----- GIVEN RECORDS -----

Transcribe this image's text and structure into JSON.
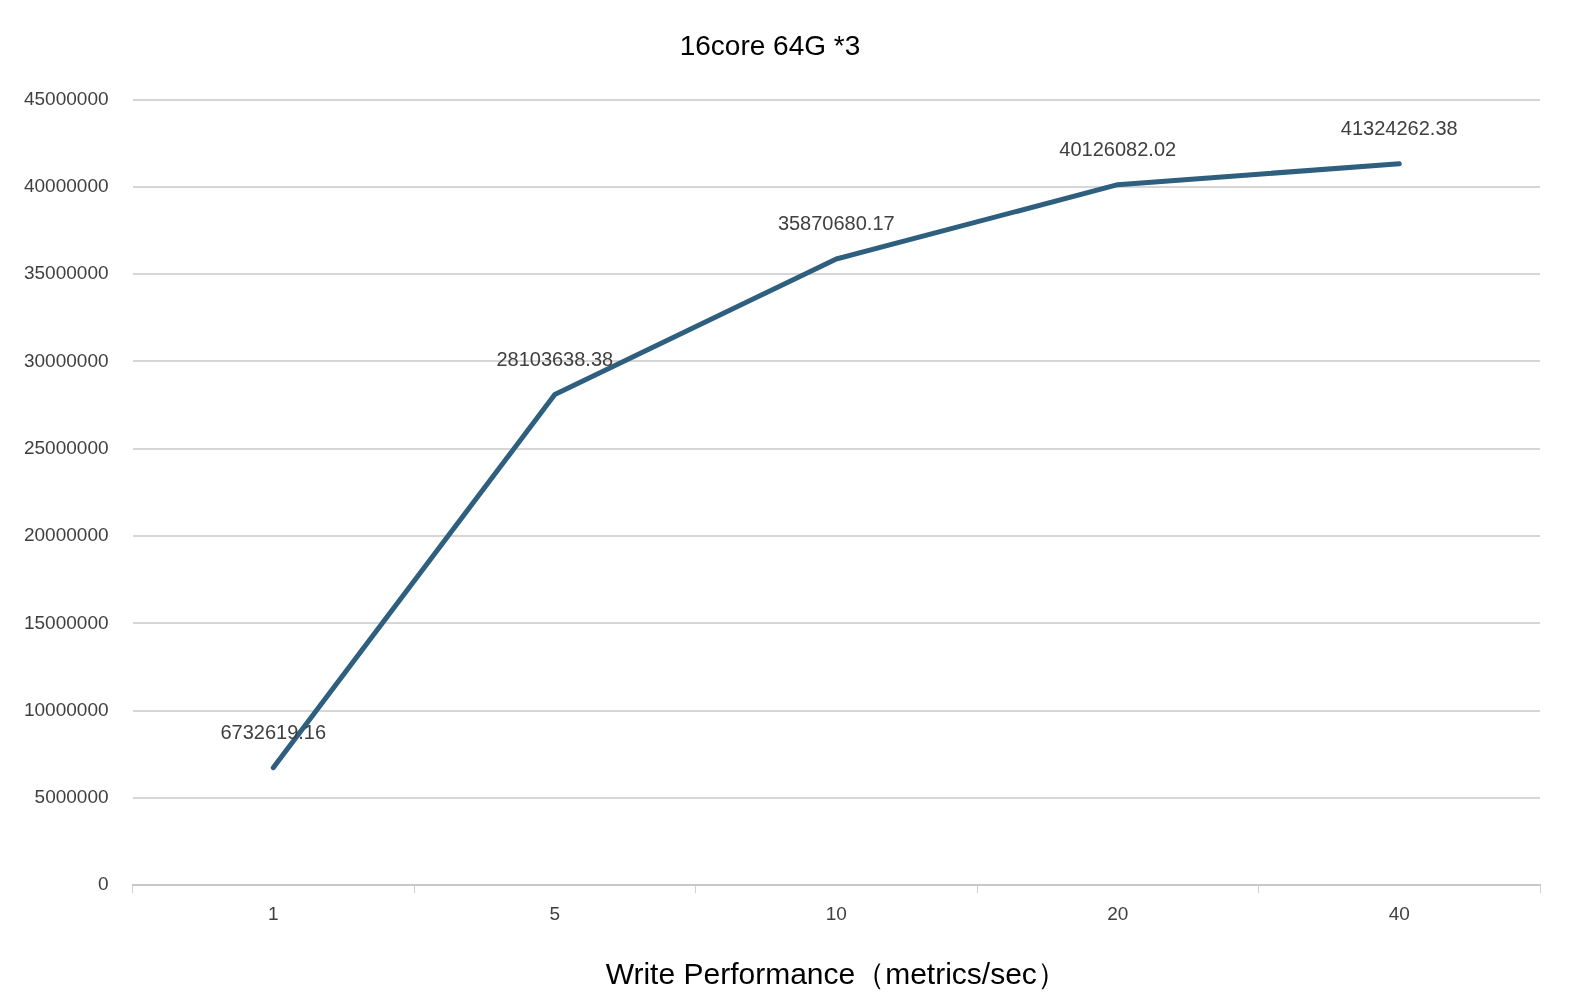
{
  "chart_data": {
    "type": "line",
    "title": "16core 64G *3",
    "xlabel": "Write Performance（metrics/sec）",
    "categories": [
      "1",
      "5",
      "10",
      "20",
      "40"
    ],
    "series": [
      {
        "color": "#2e5f7f",
        "values": [
          6732619.16,
          28103638.38,
          35870680.17,
          40126082.02,
          41324262.38
        ]
      }
    ],
    "ylim": [
      0,
      45000000
    ],
    "yticks": [
      0,
      5000000,
      10000000,
      15000000,
      20000000,
      25000000,
      30000000,
      35000000,
      40000000,
      45000000
    ],
    "grid": "y",
    "data_labels": true,
    "legend": false,
    "marker": "none",
    "line_style": "solid"
  }
}
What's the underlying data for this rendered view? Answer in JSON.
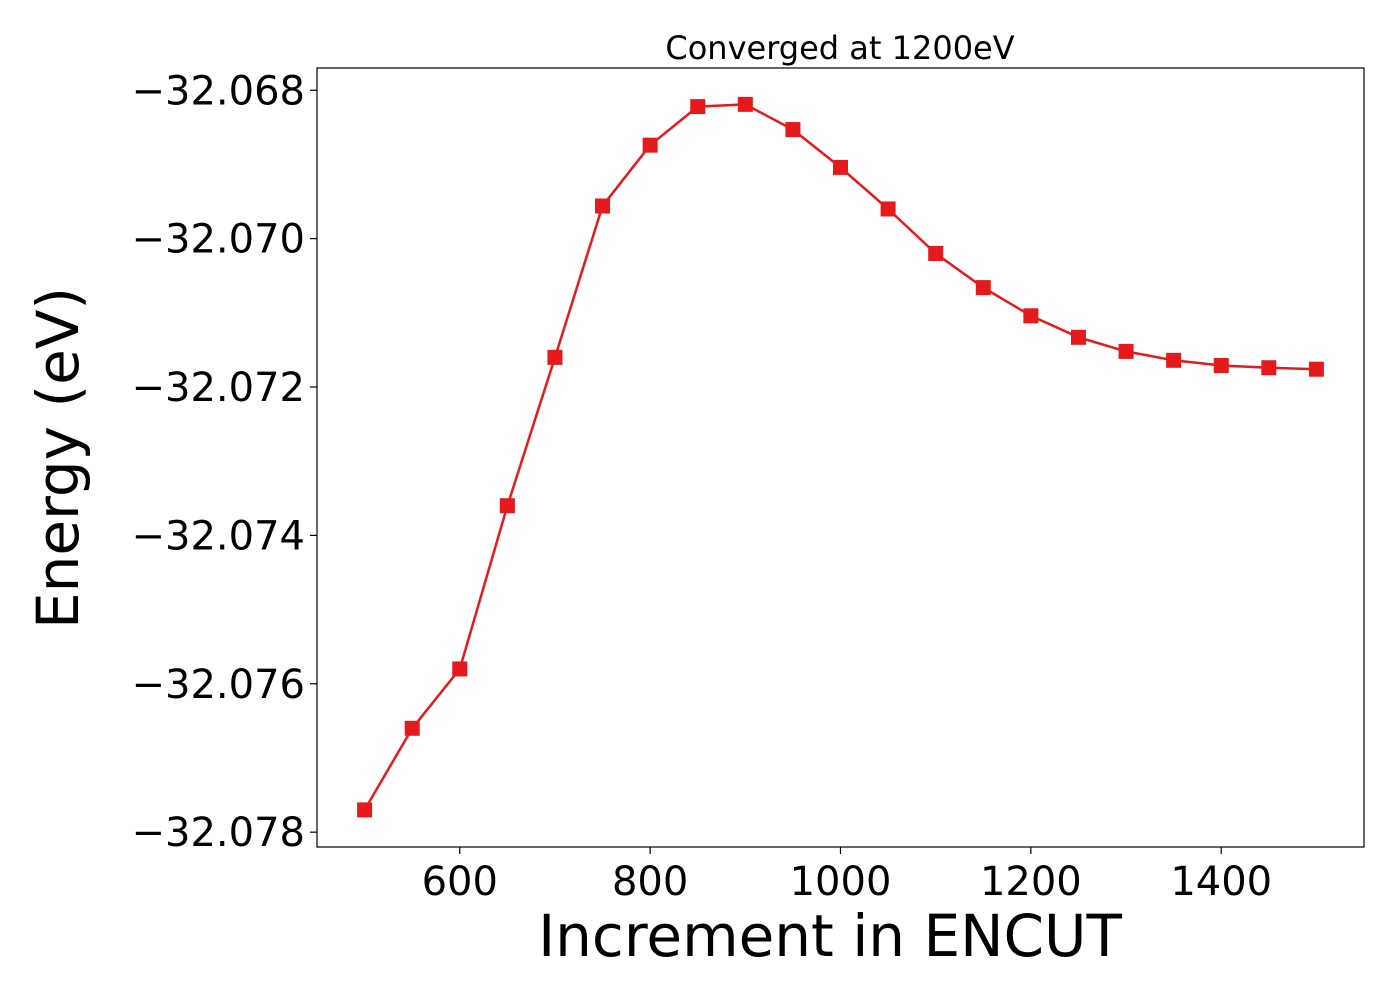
{
  "chart_data": {
    "type": "line",
    "title": "Converged at 1200eV",
    "xlabel": "Increment in ENCUT",
    "ylabel": "Energy (eV)",
    "xlim": [
      450,
      1550
    ],
    "ylim": [
      -32.0782,
      -32.0677
    ],
    "x_ticks": [
      600,
      800,
      1000,
      1200,
      1400
    ],
    "x_tick_labels": [
      "600",
      "800",
      "1000",
      "1200",
      "1400"
    ],
    "y_ticks": [
      -32.068,
      -32.07,
      -32.072,
      -32.074,
      -32.076,
      -32.078
    ],
    "y_tick_labels": [
      "−32.068",
      "−32.070",
      "−32.072",
      "−32.074",
      "−32.076",
      "−32.078"
    ],
    "grid": false,
    "series": [
      {
        "color": "#e41a1c",
        "marker": "square",
        "x": [
          500,
          550,
          600,
          650,
          700,
          750,
          800,
          850,
          900,
          950,
          1000,
          1050,
          1100,
          1150,
          1200,
          1250,
          1300,
          1350,
          1400,
          1450,
          1500
        ],
        "y": [
          -32.0777,
          -32.0766,
          -32.0758,
          -32.0736,
          -32.0716,
          -32.06956,
          -32.06874,
          -32.06822,
          -32.06819,
          -32.06853,
          -32.06904,
          -32.0696,
          -32.0702,
          -32.07066,
          -32.07104,
          -32.07133,
          -32.07152,
          -32.07164,
          -32.07171,
          -32.07174,
          -32.07176
        ]
      }
    ]
  }
}
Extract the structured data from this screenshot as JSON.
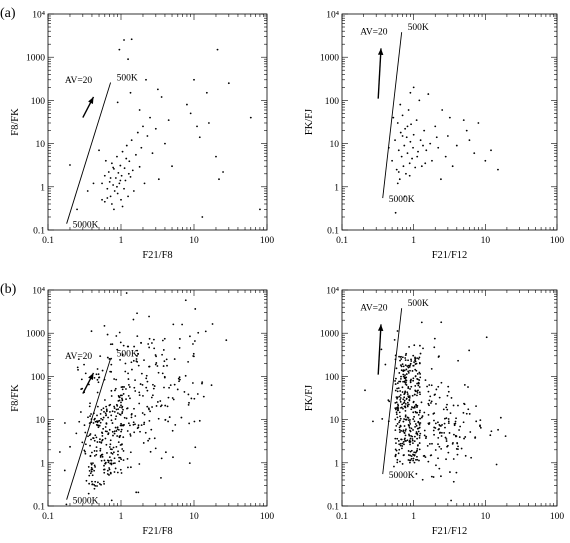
{
  "figure": {
    "row_labels": [
      "(a)",
      "(b)"
    ]
  },
  "chart_data": [
    {
      "id": "a-left",
      "type": "scatter",
      "xlabel": "F21/F8",
      "ylabel": "F8/FK",
      "xlim": [
        0.1,
        100
      ],
      "ylim": [
        0.1,
        10000
      ],
      "xscale": "log",
      "yscale": "log",
      "x_ticks": [
        "0.1",
        "1",
        "10",
        "100"
      ],
      "y_ticks": [
        "0.1",
        "1",
        "10",
        "100",
        "1000",
        "10⁴"
      ],
      "grid": false,
      "line": {
        "x": [
          0.18,
          0.72
        ],
        "y": [
          0.14,
          260
        ],
        "label_start": "5000K",
        "label_end": "500K"
      },
      "arrow": {
        "x": [
          0.3,
          0.42
        ],
        "y": [
          40,
          120
        ],
        "label": "AV=20"
      },
      "points": [
        [
          0.2,
          3.2
        ],
        [
          0.25,
          0.3
        ],
        [
          0.35,
          0.8
        ],
        [
          0.42,
          1.2
        ],
        [
          0.5,
          7
        ],
        [
          0.55,
          0.5
        ],
        [
          0.6,
          1.8
        ],
        [
          0.62,
          4
        ],
        [
          0.65,
          0.9
        ],
        [
          0.68,
          2.2
        ],
        [
          0.7,
          1.3
        ],
        [
          0.72,
          0.6
        ],
        [
          0.75,
          3.5
        ],
        [
          0.78,
          1.1
        ],
        [
          0.8,
          2.6
        ],
        [
          0.82,
          0.8
        ],
        [
          0.85,
          1.6
        ],
        [
          0.88,
          5
        ],
        [
          0.9,
          0.7
        ],
        [
          0.92,
          2.1
        ],
        [
          0.95,
          1.2
        ],
        [
          0.98,
          3.1
        ],
        [
          1.0,
          0.5
        ],
        [
          1.02,
          1.8
        ],
        [
          1.05,
          6.5
        ],
        [
          1.1,
          0.9
        ],
        [
          1.12,
          2.7
        ],
        [
          1.15,
          1.4
        ],
        [
          1.2,
          9
        ],
        [
          1.25,
          0.6
        ],
        [
          1.3,
          3.9
        ],
        [
          1.35,
          1.7
        ],
        [
          1.4,
          12
        ],
        [
          1.45,
          2.4
        ],
        [
          1.5,
          0.8
        ],
        [
          1.6,
          5.5
        ],
        [
          1.7,
          18
        ],
        [
          1.8,
          2.9
        ],
        [
          1.9,
          8
        ],
        [
          2.0,
          25
        ],
        [
          2.1,
          1.2
        ],
        [
          2.3,
          15
        ],
        [
          2.5,
          40
        ],
        [
          2.7,
          6
        ],
        [
          3.0,
          22
        ],
        [
          3.3,
          1.5
        ],
        [
          3.6,
          120
        ],
        [
          4.0,
          10
        ],
        [
          4.5,
          35
        ],
        [
          5.0,
          3
        ],
        [
          1.1,
          2500
        ],
        [
          1.4,
          2600
        ],
        [
          0.95,
          1500
        ],
        [
          1.25,
          900
        ],
        [
          0.9,
          90
        ],
        [
          1.35,
          150
        ],
        [
          1.8,
          60
        ],
        [
          2.2,
          300
        ],
        [
          3.2,
          180
        ],
        [
          8.0,
          80
        ],
        [
          9.0,
          50
        ],
        [
          10,
          300
        ],
        [
          11,
          25
        ],
        [
          13,
          0.2
        ],
        [
          16,
          30
        ],
        [
          20,
          5
        ],
        [
          22,
          1.5
        ],
        [
          25,
          2.2
        ],
        [
          21,
          1500
        ],
        [
          30,
          250
        ],
        [
          15,
          150
        ],
        [
          12,
          14
        ],
        [
          60,
          40
        ],
        [
          80,
          0.3
        ],
        [
          0.8,
          0.3
        ],
        [
          0.55,
          1.2
        ],
        [
          0.6,
          0.45
        ],
        [
          0.75,
          0.4
        ],
        [
          1.05,
          0.35
        ],
        [
          0.65,
          0.55
        ],
        [
          0.78,
          2.8
        ],
        [
          0.88,
          1.0
        ],
        [
          0.98,
          1.4
        ],
        [
          1.18,
          4.5
        ],
        [
          1.28,
          2.0
        ],
        [
          0.72,
          1.6
        ]
      ]
    },
    {
      "id": "a-right",
      "type": "scatter",
      "xlabel": "F21/F12",
      "ylabel": "FK/FJ",
      "xlim": [
        0.1,
        100
      ],
      "ylim": [
        0.1,
        10000
      ],
      "xscale": "log",
      "yscale": "log",
      "x_ticks": [
        "0.1",
        "1",
        "10",
        "100"
      ],
      "y_ticks": [
        "0.1",
        "1",
        "10",
        "100",
        "1000",
        "10⁴"
      ],
      "grid": false,
      "line": {
        "x": [
          0.37,
          0.68
        ],
        "y": [
          0.55,
          3800
        ],
        "label_start": "5000K",
        "label_end": "500K"
      },
      "arrow": {
        "x": [
          0.32,
          0.35
        ],
        "y": [
          110,
          1600
        ],
        "label": "AV=20"
      },
      "points": [
        [
          0.5,
          4
        ],
        [
          0.55,
          12
        ],
        [
          0.58,
          2.5
        ],
        [
          0.6,
          30
        ],
        [
          0.62,
          7
        ],
        [
          0.64,
          1.5
        ],
        [
          0.66,
          18
        ],
        [
          0.68,
          5
        ],
        [
          0.7,
          45
        ],
        [
          0.72,
          3
        ],
        [
          0.74,
          9
        ],
        [
          0.76,
          22
        ],
        [
          0.78,
          2
        ],
        [
          0.8,
          14
        ],
        [
          0.82,
          6
        ],
        [
          0.85,
          60
        ],
        [
          0.88,
          3.5
        ],
        [
          0.9,
          11
        ],
        [
          0.92,
          28
        ],
        [
          0.95,
          4.5
        ],
        [
          0.98,
          8
        ],
        [
          1.0,
          16
        ],
        [
          1.05,
          2.8
        ],
        [
          1.1,
          35
        ],
        [
          1.15,
          6.5
        ],
        [
          1.2,
          100
        ],
        [
          1.25,
          12
        ],
        [
          1.3,
          3
        ],
        [
          1.4,
          20
        ],
        [
          1.5,
          7
        ],
        [
          1.6,
          140
        ],
        [
          1.7,
          10
        ],
        [
          1.8,
          4
        ],
        [
          2.0,
          25
        ],
        [
          2.2,
          8
        ],
        [
          2.5,
          60
        ],
        [
          2.8,
          5
        ],
        [
          3.0,
          15
        ],
        [
          3.5,
          3
        ],
        [
          4.0,
          9
        ],
        [
          5.0,
          35
        ],
        [
          6.0,
          12
        ],
        [
          7.0,
          6
        ],
        [
          8.0,
          30
        ],
        [
          10,
          4
        ],
        [
          12,
          7
        ],
        [
          15,
          2.5
        ],
        [
          0.56,
          0.25
        ],
        [
          0.45,
          8
        ],
        [
          0.6,
          1.2
        ],
        [
          0.75,
          0.6
        ],
        [
          1.0,
          200
        ],
        [
          0.9,
          150
        ],
        [
          0.52,
          40
        ],
        [
          0.65,
          80
        ],
        [
          0.7,
          15
        ],
        [
          1.35,
          9
        ],
        [
          2.1,
          14
        ],
        [
          3.2,
          40
        ],
        [
          5.5,
          20
        ],
        [
          0.82,
          25
        ],
        [
          1.12,
          5
        ],
        [
          1.45,
          3.5
        ],
        [
          0.62,
          2.2
        ],
        [
          0.88,
          1.8
        ],
        [
          2.4,
          1.5
        ]
      ]
    },
    {
      "id": "b-left",
      "type": "scatter",
      "xlabel": "F21/F8",
      "ylabel": "F8/FK",
      "xlim": [
        0.1,
        100
      ],
      "ylim": [
        0.1,
        10000
      ],
      "xscale": "log",
      "yscale": "log",
      "x_ticks": [
        "0.1",
        "1",
        "10",
        "100"
      ],
      "y_ticks": [
        "0.1",
        "1",
        "10",
        "100",
        "1000",
        "10⁴"
      ],
      "grid": false,
      "line": {
        "x": [
          0.18,
          0.72
        ],
        "y": [
          0.14,
          260
        ],
        "label_start": "5000K",
        "label_end": "500K"
      },
      "arrow": {
        "x": [
          0.3,
          0.42
        ],
        "y": [
          40,
          120
        ],
        "label": "AV=20"
      },
      "points": [],
      "generated": {
        "count": 500,
        "seed": 7,
        "x_center": 1.2,
        "y_center": 3,
        "style": "dense"
      }
    },
    {
      "id": "b-right",
      "type": "scatter",
      "xlabel": "F21/F12",
      "ylabel": "FK/FJ",
      "xlim": [
        0.1,
        100
      ],
      "ylim": [
        0.1,
        10000
      ],
      "xscale": "log",
      "yscale": "log",
      "x_ticks": [
        "0.1",
        "1",
        "10",
        "100"
      ],
      "y_ticks": [
        "0.1",
        "1",
        "10",
        "100",
        "1000",
        "10⁴"
      ],
      "grid": false,
      "line": {
        "x": [
          0.37,
          0.68
        ],
        "y": [
          0.55,
          3800
        ],
        "label_start": "5000K",
        "label_end": "500K"
      },
      "arrow": {
        "x": [
          0.32,
          0.35
        ],
        "y": [
          110,
          1600
        ],
        "label": "AV=20"
      },
      "points": [],
      "generated": {
        "count": 520,
        "seed": 13,
        "x_center": 1.4,
        "y_center": 4,
        "style": "dense"
      }
    }
  ]
}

-----

TASK DIRECTIONS: List each line in the listing that contains the string "title".

TASK OUTPUT:
    "title": "16core 64G *3",
    "title": "Converged at 1200eV",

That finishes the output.